**Challenge:** Copy out each line of the data that holds the word "diplomats".

**Source records:**

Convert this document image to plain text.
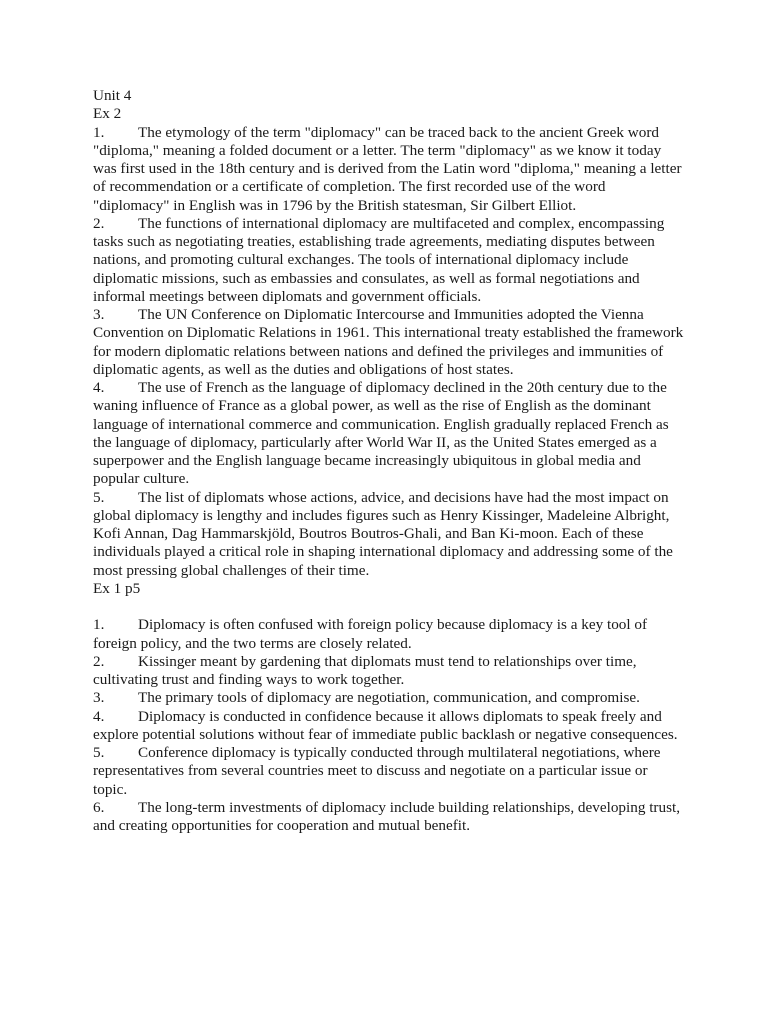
Unit 4
Ex 2

1. The etymology of the term "diplomacy" can be traced back to the ancient Greek word "diploma," meaning a folded document or a letter. The term "diplomacy" as we know it today was first used in the 18th century and is derived from the Latin word "diploma," meaning a letter of recommendation or a certificate of completion. The first recorded use of the word "diplomacy" in English was in 1796 by the British statesman, Sir Gilbert Elliot.

2. The functions of international diplomacy are multifaceted and complex, encompassing tasks such as negotiating treaties, establishing trade agreements, mediating disputes between nations, and promoting cultural exchanges. The tools of international diplomacy include diplomatic missions, such as embassies and consulates, as well as formal negotiations and informal meetings between diplomats and government officials.

3. The UN Conference on Diplomatic Intercourse and Immunities adopted the Vienna Convention on Diplomatic Relations in 1961. This international treaty established the framework for modern diplomatic relations between nations and defined the privileges and immunities of diplomatic agents, as well as the duties and obligations of host states.

4. The use of French as the language of diplomacy declined in the 20th century due to the waning influence of France as a global power, as well as the rise of English as the dominant language of international commerce and communication. English gradually replaced French as the language of diplomacy, particularly after World War II, as the United States emerged as a superpower and the English language became increasingly ubiquitous in global media and popular culture.

5. The list of diplomats whose actions, advice, and decisions have had the most impact on global diplomacy is lengthy and includes figures such as Henry Kissinger, Madeleine Albright, Kofi Annan, Dag Hammarskjöld, Boutros Boutros-Ghali, and Ban Ki-moon. Each of these individuals played a critical role in shaping international diplomacy and addressing some of the most pressing global challenges of their time.

Ex 1 p5

1. Diplomacy is often confused with foreign policy because diplomacy is a key tool of foreign policy, and the two terms are closely related.

2. Kissinger meant by gardening that diplomats must tend to relationships over time, cultivating trust and finding ways to work together.

3. The primary tools of diplomacy are negotiation, communication, and compromise.

4. Diplomacy is conducted in confidence because it allows diplomats to speak freely and explore potential solutions without fear of immediate public backlash or negative consequences.

5. Conference diplomacy is typically conducted through multilateral negotiations, where representatives from several countries meet to discuss and negotiate on a particular issue or topic.

6. The long-term investments of diplomacy include building relationships, developing trust, and creating opportunities for cooperation and mutual benefit.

**Exercise output:**
2. The functions of international diplomacy are multifaceted and complex, encompassing tasks such as negotiating treaties, establishing trade agreements, mediating disputes between nations, and promoting cultural exchanges. The tools of international diplomacy include diplomatic missions, such as embassies and consulates, as well as formal negotiations and informal meetings between diplomats and government officials.
5. The list of diplomats whose actions, advice, and decisions have had the most impact on global diplomacy is lengthy and includes figures such as Henry Kissinger, Madeleine Albright, Kofi Annan, Dag Hammarskjöld, Boutros Boutros-Ghali, and Ban Ki-moon. Each of these individuals played a critical role in shaping international diplomacy and addressing some of the most pressing global challenges of their time.
2. Kissinger meant by gardening that diplomats must tend to relationships over time, cultivating trust and finding ways to work together.
4. Diplomacy is conducted in confidence because it allows diplomats to speak freely and explore potential solutions without fear of immediate public backlash or negative consequences.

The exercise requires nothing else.